==== Text shown

Diogo Torres

Personal information
- Full name: Diogo Alberto Carvalho Torres
- Date of birth: 22 April 1987 (age 38)
- Place of birth: Maia, Portugal
- Height: 1.71 m (5 ft 7 in)
- Position: Forward

Team information
- Current team: Merelinense
- Number: 27

Youth career
- 1999–2000: Coimbrões
- 2000–2001: Ermesinde
- 2001–2006: Maia

Senior career*
- Years: Team / Apps / (Gls)
- 2005–2007: Maia / 18 / (0)
- 2007–2008: Pedras Rubras
- 2008–2009: Gondomar / 15 / (0)
- 2009–2010: Lusitânia Lourosa / 23 / (10)
- 2010: Aliados Lordelo / 12 / (1)
- 2011: Tondela / 17 / (3)
- 2011–2013: Cinfães / 49 / (14)
- 2013–2014: Tirsense / 28 / (1)
- 2014–2015: Famalicão / 22 / (2)
- 2015–2016: US Lusitanos / 21 / (2)

========
==== Available data

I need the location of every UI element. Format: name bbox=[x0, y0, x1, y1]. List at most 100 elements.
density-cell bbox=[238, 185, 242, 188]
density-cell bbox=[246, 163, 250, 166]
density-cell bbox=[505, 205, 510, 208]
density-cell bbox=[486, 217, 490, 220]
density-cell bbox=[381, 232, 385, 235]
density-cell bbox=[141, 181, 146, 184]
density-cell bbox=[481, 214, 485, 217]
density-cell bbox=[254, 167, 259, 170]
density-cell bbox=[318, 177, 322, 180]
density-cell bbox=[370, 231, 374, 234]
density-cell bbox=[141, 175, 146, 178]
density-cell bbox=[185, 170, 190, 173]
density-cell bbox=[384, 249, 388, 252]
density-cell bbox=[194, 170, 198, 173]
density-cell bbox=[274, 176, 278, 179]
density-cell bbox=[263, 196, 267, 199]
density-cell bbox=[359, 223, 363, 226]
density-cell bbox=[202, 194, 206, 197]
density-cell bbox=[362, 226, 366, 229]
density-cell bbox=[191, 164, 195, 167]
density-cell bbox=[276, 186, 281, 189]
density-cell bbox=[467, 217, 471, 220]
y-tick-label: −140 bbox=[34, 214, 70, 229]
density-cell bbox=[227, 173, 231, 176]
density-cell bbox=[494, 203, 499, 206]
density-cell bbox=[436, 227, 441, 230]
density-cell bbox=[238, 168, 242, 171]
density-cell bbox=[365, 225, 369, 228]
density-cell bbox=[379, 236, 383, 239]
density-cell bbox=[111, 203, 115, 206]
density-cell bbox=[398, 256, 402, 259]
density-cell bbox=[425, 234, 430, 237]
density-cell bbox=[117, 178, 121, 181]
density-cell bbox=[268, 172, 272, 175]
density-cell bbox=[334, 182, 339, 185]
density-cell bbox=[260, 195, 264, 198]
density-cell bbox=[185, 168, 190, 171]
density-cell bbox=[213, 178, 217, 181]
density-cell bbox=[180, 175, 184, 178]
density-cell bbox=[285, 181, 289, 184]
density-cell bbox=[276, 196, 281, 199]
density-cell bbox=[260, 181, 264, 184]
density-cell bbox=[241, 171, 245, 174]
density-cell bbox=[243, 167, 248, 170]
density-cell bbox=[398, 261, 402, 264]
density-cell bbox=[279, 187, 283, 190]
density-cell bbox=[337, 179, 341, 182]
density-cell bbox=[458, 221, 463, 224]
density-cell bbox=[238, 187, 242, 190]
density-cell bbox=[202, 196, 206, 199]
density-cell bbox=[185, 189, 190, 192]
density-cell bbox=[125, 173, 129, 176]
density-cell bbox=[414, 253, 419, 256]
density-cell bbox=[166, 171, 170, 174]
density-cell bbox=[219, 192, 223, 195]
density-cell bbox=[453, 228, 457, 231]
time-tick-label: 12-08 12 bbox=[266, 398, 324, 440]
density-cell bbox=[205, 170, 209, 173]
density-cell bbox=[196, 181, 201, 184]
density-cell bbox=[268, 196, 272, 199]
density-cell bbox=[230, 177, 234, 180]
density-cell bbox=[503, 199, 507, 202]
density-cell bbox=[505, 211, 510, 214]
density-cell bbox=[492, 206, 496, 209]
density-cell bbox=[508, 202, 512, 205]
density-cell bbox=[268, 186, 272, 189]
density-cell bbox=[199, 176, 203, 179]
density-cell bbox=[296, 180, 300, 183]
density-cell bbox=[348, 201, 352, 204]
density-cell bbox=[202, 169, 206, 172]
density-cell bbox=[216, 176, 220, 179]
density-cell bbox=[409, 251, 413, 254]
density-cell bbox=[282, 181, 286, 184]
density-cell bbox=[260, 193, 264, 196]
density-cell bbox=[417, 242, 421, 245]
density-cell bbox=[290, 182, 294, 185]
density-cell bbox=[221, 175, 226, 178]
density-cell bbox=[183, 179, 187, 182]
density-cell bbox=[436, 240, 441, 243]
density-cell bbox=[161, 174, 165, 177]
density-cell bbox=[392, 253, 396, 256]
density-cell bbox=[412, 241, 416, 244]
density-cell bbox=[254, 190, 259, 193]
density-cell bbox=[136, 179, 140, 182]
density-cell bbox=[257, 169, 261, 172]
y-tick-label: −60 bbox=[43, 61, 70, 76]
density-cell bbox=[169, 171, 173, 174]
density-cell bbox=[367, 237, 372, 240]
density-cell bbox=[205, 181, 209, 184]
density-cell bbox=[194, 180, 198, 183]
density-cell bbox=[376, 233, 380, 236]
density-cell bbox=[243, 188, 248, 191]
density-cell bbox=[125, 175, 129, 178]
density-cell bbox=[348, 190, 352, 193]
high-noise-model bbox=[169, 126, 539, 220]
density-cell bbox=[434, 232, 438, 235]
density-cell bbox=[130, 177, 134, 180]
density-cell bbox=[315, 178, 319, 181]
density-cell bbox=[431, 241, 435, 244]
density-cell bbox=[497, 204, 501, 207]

========

* Problem A
According to the Diogo Torres profile, where was he born?
* Problem B
Extend the Diogo Torres profile, picking up right after its final line.
The records were taken from a separate source.

* Exercise answer A
Maia, Portugal.

* Exercise answer B
- 2016: Famalicão / 0 / (0)
- 2017: Merelinense / 31 / (4)
- 2017: Felfueiras / 12 / (1)
- 2018: Aliança de Gandra / 14 / (1)
- 2018–: Merelinense / 51 / (5)

= Diogo Torres =

Portuguese footballer

Diogo Alberto Carvalho Torres (born 22 April 1987) is a Portuguese footballer who plays as a forward for Merelinense.

==Career==
Torres made his professional debut in the Segunda Liga for Maia on 17 December 2005 in a game against Portimonense.